What the task requires:
Return the full material exactly.

Stored rows:

──────────────────────────────

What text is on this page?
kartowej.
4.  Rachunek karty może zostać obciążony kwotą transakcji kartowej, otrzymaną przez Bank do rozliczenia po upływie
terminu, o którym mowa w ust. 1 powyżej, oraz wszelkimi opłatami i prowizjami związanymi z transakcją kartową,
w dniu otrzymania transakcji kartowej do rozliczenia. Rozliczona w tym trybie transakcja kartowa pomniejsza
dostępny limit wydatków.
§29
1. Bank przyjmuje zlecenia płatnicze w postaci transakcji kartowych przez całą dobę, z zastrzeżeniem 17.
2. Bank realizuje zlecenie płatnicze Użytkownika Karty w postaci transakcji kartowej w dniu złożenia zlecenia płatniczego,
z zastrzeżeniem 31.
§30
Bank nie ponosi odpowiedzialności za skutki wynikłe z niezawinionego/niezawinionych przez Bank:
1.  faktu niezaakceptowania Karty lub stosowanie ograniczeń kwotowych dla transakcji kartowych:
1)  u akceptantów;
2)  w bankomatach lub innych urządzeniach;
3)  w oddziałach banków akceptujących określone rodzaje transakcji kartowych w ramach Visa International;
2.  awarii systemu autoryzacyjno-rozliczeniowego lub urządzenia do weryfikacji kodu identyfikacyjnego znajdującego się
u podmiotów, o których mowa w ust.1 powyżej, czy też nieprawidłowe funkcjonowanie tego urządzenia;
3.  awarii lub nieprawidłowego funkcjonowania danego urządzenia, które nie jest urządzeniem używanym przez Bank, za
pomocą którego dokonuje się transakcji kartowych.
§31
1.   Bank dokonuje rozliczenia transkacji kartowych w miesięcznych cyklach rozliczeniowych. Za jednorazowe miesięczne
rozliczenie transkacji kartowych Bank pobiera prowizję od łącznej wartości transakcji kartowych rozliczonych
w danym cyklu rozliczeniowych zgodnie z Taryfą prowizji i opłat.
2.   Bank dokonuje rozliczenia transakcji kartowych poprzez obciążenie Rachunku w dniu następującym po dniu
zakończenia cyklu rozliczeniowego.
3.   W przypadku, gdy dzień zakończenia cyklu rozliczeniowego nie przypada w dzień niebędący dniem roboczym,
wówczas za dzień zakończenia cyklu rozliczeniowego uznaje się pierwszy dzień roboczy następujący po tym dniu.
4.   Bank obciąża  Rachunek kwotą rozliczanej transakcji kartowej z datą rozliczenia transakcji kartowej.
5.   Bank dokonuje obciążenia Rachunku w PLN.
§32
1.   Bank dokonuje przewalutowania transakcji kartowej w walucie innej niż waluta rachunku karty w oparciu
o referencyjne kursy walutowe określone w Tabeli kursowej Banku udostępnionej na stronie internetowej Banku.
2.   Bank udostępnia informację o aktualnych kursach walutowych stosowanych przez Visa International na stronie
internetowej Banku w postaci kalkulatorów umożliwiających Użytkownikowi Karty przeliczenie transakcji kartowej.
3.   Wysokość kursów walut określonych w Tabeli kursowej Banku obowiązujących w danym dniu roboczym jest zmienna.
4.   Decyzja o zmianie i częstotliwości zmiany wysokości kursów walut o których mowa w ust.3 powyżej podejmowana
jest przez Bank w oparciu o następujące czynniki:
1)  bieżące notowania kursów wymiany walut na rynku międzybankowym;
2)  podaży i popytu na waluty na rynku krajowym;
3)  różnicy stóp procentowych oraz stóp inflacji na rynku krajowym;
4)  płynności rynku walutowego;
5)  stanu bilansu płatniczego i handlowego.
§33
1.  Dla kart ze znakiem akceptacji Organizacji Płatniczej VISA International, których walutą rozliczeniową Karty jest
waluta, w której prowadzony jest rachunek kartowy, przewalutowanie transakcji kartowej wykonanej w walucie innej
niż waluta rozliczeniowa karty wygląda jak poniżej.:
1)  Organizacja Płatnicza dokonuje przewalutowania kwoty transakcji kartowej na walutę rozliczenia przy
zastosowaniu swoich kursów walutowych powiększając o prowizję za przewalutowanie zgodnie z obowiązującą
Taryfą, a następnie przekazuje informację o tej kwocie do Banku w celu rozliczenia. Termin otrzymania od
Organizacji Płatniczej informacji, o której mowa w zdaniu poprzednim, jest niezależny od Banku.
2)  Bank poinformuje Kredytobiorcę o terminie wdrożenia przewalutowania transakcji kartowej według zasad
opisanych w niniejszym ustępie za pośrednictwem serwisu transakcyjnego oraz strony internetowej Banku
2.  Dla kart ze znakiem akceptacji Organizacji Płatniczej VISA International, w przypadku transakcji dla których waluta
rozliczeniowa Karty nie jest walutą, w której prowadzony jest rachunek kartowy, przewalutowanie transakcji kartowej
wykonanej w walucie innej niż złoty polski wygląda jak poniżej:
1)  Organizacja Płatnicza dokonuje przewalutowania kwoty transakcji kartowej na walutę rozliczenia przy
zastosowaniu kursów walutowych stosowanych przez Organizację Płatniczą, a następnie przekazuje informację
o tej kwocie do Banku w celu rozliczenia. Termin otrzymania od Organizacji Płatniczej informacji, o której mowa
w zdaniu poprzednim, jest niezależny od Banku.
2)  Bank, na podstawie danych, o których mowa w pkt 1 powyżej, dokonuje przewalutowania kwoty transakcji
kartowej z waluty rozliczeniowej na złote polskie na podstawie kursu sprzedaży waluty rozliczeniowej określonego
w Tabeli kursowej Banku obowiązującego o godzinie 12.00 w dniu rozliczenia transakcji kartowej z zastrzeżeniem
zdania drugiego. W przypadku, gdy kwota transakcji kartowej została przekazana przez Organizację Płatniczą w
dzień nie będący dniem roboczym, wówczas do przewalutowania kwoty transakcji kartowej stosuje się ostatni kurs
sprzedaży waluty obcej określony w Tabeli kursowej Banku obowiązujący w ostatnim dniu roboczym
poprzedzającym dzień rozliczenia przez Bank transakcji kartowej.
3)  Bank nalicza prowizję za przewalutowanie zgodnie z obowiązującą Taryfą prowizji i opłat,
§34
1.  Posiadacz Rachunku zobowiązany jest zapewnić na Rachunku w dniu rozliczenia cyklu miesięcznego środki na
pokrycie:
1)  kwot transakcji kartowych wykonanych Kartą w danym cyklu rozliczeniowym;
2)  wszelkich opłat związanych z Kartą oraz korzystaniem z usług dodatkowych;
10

──────────────────────────────

Response below:
What text is on this page?
kartowej.
4.  Rachunek karty może zostać obciążony kwotą transakcji kartowej, otrzymaną przez Bank do rozliczenia po upływie
terminu, o którym mowa w ust. 1 powyżej, oraz wszelkimi opłatami i prowizjami związanymi z transakcją kartową,
w dniu otrzymania transakcji kartowej do rozliczenia. Rozliczona w tym trybie transakcja kartowa pomniejsza
dostępny limit wydatków.
§29
1. Bank przyjmuje zlecenia płatnicze w postaci transakcji kartowych przez całą dobę, z zastrzeżeniem 17.
2. Bank realizuje zlecenie płatnicze Użytkownika Karty w postaci transakcji kartowej w dniu złożenia zlecenia płatniczego,
z zastrzeżeniem 31.
§30
Bank nie ponosi odpowiedzialności za skutki wynikłe z niezawinionego/niezawinionych przez Bank:
1.  faktu niezaakceptowania Karty lub stosowanie ograniczeń kwotowych dla transakcji kartowych:
1)  u akceptantów;
2)  w bankomatach lub innych urządzeniach;
3)  w oddziałach banków akceptujących określone rodzaje transakcji kartowych w ramach Visa International;
2.  awarii systemu autoryzacyjno-rozliczeniowego lub urządzenia do weryfikacji kodu identyfikacyjnego znajdującego się
u podmiotów, o których mowa w ust.1 powyżej, czy też nieprawidłowe funkcjonowanie tego urządzenia;
3.  awarii lub nieprawidłowego funkcjonowania danego urządzenia, które nie jest urządzeniem używanym przez Bank, za
pomocą którego dokonuje się transakcji kartowych.
§31
1.   Bank dokonuje rozliczenia transkacji kartowych w miesięcznych cyklach rozliczeniowych. Za jednorazowe miesięczne
rozliczenie transkacji kartowych Bank pobiera prowizję od łącznej wartości transakcji kartowych rozliczonych
w danym cyklu rozliczeniowych zgodnie z Taryfą prowizji i opłat.
2.   Bank dokonuje rozliczenia transakcji kartowych poprzez obciążenie Rachunku w dniu następującym po dniu
zakończenia cyklu rozliczeniowego.
3.   W przypadku, gdy dzień zakończenia cyklu rozliczeniowego nie przypada w dzień niebędący dniem roboczym,
wówczas za dzień zakończenia cyklu rozliczeniowego uznaje się pierwszy dzień roboczy następujący po tym dniu.
4.   Bank obciąża  Rachunek kwotą rozliczanej transakcji kartowej z datą rozliczenia transakcji kartowej.
5.   Bank dokonuje obciążenia Rachunku w PLN.
§32
1.   Bank dokonuje przewalutowania transakcji kartowej w walucie innej niż waluta rachunku karty w oparciu
o referencyjne kursy walutowe określone w Tabeli kursowej Banku udostępnionej na stronie internetowej Banku.
2.   Bank udostępnia informację o aktualnych kursach walutowych stosowanych przez Visa International na stronie
internetowej Banku w postaci kalkulatorów umożliwiających Użytkownikowi Karty przeliczenie transakcji kartowej.
3.   Wysokość kursów walut określonych w Tabeli kursowej Banku obowiązujących w danym dniu roboczym jest zmienna.
4.   Decyzja o zmianie i częstotliwości zmiany wysokości kursów walut o których mowa w ust.3 powyżej podejmowana
jest przez Bank w oparciu o następujące czynniki:
1)  bieżące notowania kursów wymiany walut na rynku międzybankowym;
2)  podaży i popytu na waluty na rynku krajowym;
3)  różnicy stóp procentowych oraz stóp inflacji na rynku krajowym;
4)  płynności rynku walutowego;
5)  stanu bilansu płatniczego i handlowego.
§33
1.  Dla kart ze znakiem akceptacji Organizacji Płatniczej VISA International, których walutą rozliczeniową Karty jest
waluta, w której prowadzony jest rachunek kartowy, przewalutowanie transakcji kartowej wykonanej w walucie innej
niż waluta rozliczeniowa karty wygląda jak poniżej.:
1)  Organizacja Płatnicza dokonuje przewalutowania kwoty transakcji kartowej na walutę rozliczenia przy
zastosowaniu swoich kursów walutowych powiększając o prowizję za przewalutowanie zgodnie z obowiązującą
Taryfą, a następnie przekazuje informację o tej kwocie do Banku w celu rozliczenia. Termin otrzymania od
Organizacji Płatniczej informacji, o której mowa w zdaniu poprzednim, jest niezależny od Banku.
2)  Bank poinformuje Kredytobiorcę o terminie wdrożenia przewalutowania transakcji kartowej według zasad
opisanych w niniejszym ustępie za pośrednictwem serwisu transakcyjnego oraz strony internetowej Banku
2.  Dla kart ze znakiem akceptacji Organizacji Płatniczej VISA International, w przypadku transakcji dla których waluta
rozliczeniowa Karty nie jest walutą, w której prowadzony jest rachunek kartowy, przewalutowanie transakcji kartowej
wykonanej w walucie innej niż złoty polski wygląda jak poniżej:
1)  Organizacja Płatnicza dokonuje przewalutowania kwoty transakcji kartowej na walutę rozliczenia przy
zastosowaniu kursów walutowych stosowanych przez Organizację Płatniczą, a następnie przekazuje informację
o tej kwocie do Banku w celu rozliczenia. Termin otrzymania od Organizacji Płatniczej informacji, o której mowa
w zdaniu poprzednim, jest niezależny od Banku.
2)  Bank, na podstawie danych, o których mowa w pkt 1 powyżej, dokonuje przewalutowania kwoty transakcji
kartowej z waluty rozliczeniowej na złote polskie na podstawie kursu sprzedaży waluty rozliczeniowej określonego
w Tabeli kursowej Banku obowiązującego o godzinie 12.00 w dniu rozliczenia transakcji kartowej z zastrzeżeniem
zdania drugiego. W przypadku, gdy kwota transakcji kartowej została przekazana przez Organizację Płatniczą w
dzień nie będący dniem roboczym, wówczas do przewalutowania kwoty transakcji kartowej stosuje się ostatni kurs
sprzedaży waluty obcej określony w Tabeli kursowej Banku obowiązujący w ostatnim dniu roboczym
poprzedzającym dzień rozliczenia przez Bank transakcji kartowej.
3)  Bank nalicza prowizję za przewalutowanie zgodnie z obowiązującą Taryfą prowizji i opłat,
§34
1.  Posiadacz Rachunku zobowiązany jest zapewnić na Rachunku w dniu rozliczenia cyklu miesięcznego środki na
pokrycie:
1)  kwot transakcji kartowych wykonanych Kartą w danym cyklu rozliczeniowym;
2)  wszelkich opłat związanych z Kartą oraz korzystaniem z usług dodatkowych;
10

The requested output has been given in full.